### RECORDS

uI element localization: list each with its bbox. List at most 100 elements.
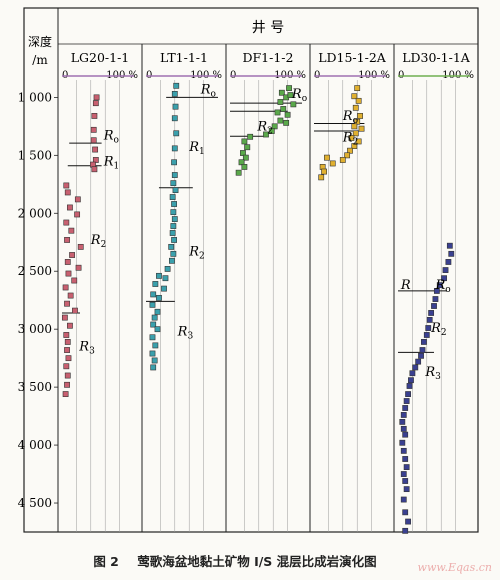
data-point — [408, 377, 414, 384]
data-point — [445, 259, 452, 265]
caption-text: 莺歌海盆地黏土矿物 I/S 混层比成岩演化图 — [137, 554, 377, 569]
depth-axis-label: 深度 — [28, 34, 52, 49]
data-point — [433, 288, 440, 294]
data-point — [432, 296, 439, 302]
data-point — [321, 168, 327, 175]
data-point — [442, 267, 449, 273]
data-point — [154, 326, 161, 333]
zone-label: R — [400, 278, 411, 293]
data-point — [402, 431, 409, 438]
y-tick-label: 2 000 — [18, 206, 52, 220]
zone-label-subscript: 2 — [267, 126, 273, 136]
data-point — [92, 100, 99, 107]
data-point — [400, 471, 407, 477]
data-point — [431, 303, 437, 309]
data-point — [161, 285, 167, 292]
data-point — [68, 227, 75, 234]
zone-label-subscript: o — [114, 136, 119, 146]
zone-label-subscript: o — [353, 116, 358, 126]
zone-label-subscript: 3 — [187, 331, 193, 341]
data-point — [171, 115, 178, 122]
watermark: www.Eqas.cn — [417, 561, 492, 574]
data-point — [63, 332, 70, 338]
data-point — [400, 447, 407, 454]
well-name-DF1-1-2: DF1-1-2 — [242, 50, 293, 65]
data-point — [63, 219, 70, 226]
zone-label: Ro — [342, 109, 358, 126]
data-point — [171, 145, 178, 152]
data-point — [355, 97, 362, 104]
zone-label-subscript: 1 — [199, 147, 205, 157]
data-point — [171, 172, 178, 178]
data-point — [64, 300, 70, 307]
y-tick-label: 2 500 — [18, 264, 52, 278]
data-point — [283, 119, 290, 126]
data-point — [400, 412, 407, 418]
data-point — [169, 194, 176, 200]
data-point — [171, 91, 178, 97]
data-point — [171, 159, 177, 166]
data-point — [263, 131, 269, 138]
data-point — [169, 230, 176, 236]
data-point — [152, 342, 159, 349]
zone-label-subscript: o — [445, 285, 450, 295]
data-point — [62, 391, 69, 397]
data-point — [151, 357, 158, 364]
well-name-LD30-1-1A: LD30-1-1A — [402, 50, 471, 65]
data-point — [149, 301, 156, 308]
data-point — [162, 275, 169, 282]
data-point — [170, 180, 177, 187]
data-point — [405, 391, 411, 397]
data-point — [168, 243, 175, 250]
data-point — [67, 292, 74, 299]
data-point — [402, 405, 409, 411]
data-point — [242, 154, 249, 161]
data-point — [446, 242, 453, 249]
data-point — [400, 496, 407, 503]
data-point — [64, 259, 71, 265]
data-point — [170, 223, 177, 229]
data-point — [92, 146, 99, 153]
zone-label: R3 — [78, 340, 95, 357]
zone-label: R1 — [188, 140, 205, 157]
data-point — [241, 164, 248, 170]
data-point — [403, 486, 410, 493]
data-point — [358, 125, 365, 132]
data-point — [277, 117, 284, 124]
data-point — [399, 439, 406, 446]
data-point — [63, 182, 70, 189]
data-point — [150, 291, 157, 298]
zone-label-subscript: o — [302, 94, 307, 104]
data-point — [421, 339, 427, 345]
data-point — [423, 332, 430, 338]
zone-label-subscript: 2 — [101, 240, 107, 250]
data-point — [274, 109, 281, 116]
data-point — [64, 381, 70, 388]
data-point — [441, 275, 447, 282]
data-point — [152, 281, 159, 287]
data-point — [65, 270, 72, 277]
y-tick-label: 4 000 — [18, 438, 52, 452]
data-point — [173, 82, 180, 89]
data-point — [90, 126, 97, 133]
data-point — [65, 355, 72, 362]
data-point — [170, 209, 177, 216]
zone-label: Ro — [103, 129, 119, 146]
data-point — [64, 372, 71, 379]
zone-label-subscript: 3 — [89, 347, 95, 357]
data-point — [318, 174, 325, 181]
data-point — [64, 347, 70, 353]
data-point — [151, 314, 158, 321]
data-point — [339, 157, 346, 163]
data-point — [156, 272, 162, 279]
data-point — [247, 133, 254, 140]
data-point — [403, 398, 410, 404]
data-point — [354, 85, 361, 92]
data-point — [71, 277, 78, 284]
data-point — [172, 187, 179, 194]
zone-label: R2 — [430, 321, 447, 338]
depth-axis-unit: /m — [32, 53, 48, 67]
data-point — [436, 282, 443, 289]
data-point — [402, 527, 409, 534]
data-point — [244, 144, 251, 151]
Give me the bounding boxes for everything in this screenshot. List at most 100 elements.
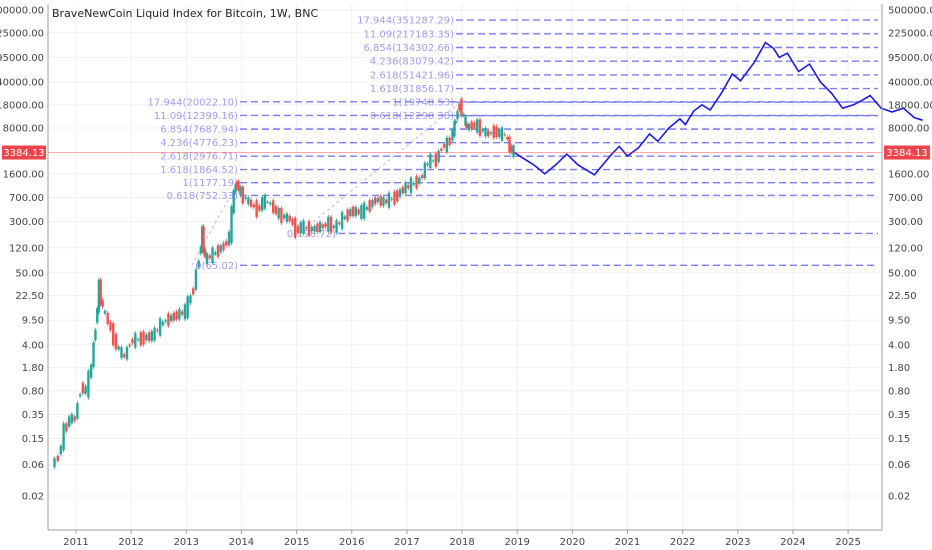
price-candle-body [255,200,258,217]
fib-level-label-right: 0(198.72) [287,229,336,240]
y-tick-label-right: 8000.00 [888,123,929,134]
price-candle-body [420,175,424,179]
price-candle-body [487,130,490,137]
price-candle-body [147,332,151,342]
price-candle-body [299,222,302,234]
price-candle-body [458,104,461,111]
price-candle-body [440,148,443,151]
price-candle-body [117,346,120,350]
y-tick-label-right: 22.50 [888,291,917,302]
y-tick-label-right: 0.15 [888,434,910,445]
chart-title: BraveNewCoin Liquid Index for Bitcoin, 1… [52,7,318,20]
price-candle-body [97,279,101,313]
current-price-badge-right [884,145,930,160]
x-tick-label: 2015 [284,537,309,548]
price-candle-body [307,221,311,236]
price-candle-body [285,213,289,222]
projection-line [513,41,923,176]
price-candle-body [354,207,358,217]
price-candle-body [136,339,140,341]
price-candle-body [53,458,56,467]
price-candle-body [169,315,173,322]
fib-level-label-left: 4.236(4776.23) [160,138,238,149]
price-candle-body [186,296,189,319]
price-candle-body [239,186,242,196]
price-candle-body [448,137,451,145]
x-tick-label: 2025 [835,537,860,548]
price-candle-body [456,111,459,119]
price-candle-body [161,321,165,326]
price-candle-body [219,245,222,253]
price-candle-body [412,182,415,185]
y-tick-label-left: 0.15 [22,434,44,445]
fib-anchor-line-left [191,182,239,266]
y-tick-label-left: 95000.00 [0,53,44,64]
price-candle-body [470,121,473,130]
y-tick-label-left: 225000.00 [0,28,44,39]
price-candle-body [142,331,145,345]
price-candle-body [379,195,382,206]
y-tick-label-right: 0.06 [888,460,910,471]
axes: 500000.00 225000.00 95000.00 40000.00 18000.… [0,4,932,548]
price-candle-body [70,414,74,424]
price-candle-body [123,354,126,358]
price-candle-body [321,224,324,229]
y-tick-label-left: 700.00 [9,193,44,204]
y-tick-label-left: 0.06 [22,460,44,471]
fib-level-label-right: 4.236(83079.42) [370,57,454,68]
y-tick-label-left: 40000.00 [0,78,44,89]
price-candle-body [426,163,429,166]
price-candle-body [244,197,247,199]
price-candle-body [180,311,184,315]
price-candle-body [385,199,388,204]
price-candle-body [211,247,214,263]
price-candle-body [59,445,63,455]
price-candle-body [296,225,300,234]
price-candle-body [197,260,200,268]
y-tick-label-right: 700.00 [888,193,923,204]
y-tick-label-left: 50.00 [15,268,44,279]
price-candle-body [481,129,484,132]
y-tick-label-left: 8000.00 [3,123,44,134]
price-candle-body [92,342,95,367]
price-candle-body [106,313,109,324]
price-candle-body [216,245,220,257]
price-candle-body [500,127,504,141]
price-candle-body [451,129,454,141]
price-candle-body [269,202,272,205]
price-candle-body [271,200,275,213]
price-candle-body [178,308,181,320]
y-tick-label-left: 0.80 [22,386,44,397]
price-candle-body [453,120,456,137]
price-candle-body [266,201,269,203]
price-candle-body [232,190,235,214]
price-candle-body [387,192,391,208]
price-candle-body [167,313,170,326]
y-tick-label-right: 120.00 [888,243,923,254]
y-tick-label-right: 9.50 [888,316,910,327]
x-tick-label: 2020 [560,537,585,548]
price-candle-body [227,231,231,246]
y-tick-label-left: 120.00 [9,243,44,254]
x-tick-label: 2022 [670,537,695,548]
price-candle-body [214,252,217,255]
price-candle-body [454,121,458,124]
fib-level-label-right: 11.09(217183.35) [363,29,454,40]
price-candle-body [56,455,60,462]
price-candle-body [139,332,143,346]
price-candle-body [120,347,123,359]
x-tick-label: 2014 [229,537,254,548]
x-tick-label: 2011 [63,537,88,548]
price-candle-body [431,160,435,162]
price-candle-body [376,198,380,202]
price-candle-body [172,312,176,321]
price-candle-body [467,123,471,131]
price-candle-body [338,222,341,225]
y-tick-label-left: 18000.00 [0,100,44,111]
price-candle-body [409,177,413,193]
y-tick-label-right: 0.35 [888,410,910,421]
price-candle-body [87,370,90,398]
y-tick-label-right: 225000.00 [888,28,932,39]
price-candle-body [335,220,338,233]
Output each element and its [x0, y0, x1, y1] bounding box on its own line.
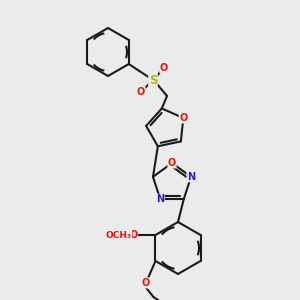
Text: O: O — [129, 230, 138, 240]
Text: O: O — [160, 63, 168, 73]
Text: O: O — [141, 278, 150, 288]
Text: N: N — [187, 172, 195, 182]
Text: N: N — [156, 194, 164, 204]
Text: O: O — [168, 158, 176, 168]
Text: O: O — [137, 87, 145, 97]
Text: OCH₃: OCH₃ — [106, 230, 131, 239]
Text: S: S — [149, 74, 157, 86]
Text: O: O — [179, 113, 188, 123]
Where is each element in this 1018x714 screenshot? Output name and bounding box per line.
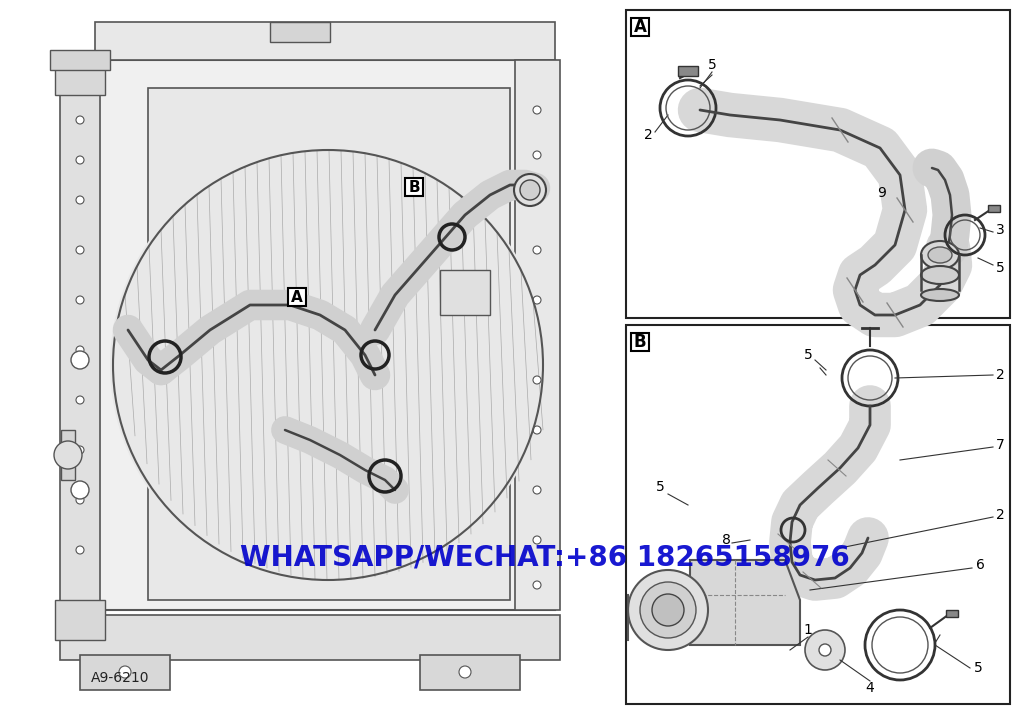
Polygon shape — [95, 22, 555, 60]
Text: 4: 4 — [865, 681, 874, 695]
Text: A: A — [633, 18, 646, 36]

######

> **TASK TO COMPLETE**
Reproduce the lines of the records unchanged, starting with the line that contains "price-candle-body [255,200,258,217]" and continuing through the line that contains "price-candle-body [244,197,247,199]", both included.

> **RESULT OF THIS TASK**
price-candle-body [255,200,258,217]
fib-level-label-right: 0(198.72) [287,229,336,240]
y-tick-label-right: 8000.00 [888,123,929,134]
price-candle-body [420,175,424,179]
price-candle-body [487,130,490,137]
price-candle-body [147,332,151,342]
price-candle-body [299,222,302,234]
price-candle-body [458,104,461,111]
price-candle-body [440,148,443,151]
price-candle-body [117,346,120,350]
y-tick-label-right: 22.50 [888,291,917,302]
y-tick-label-right: 0.15 [888,434,910,445]
chart-title: BraveNewCoin Liquid Index for Bitcoin, 1… [52,7,318,20]
price-candle-body [97,279,101,313]
current-price-badge-right [884,145,930,160]
x-tick-label: 2015 [284,537,309,548]
price-candle-body [307,221,311,236]
price-candle-body [285,213,289,222]
projection-line [513,41,923,176]
price-candle-body [354,207,358,217]
price-candle-body [136,339,140,341]
price-candle-body [53,458,56,467]
price-candle-body [169,315,173,322]
fib-level-label-left: 4.236(4776.23) [160,138,238,149]
price-candle-body [186,296,189,319]
price-candle-body [239,186,242,196]
price-candle-body [448,137,451,145]
x-tick-label: 2025 [835,537,860,548]
price-candle-body [456,111,459,119]
price-candle-body [161,321,165,326]
price-candle-body [219,245,222,253]
price-candle-body [412,182,415,185]
y-tick-label-left: 0.15 [22,434,44,445]
fib-anchor-line-left [191,182,239,266]
y-tick-label-left: 95000.00 [0,53,44,64]
price-candle-body [470,121,473,130]
y-tick-label-left: 225000.00 [0,28,44,39]
price-candle-body [142,331,145,345]
price-candle-body [379,195,382,206]
y-tick-label-right: 0.06 [888,460,910,471]
axes: 500000.00 225000.00 95000.00 40000.00 18000.… [0,4,932,548]
price-candle-body [70,414,74,424]
price-candle-body [123,354,126,358]
price-candle-body [321,224,324,229]
y-tick-label-left: 700.00 [9,193,44,204]
y-tick-label-left: 0.06 [22,460,44,471]
fib-level-label-right: 4.236(83079.42) [370,57,454,68]
y-tick-label-left: 40000.00 [0,78,44,89]
price-candle-body [426,163,429,166]
price-candle-body [244,197,247,199]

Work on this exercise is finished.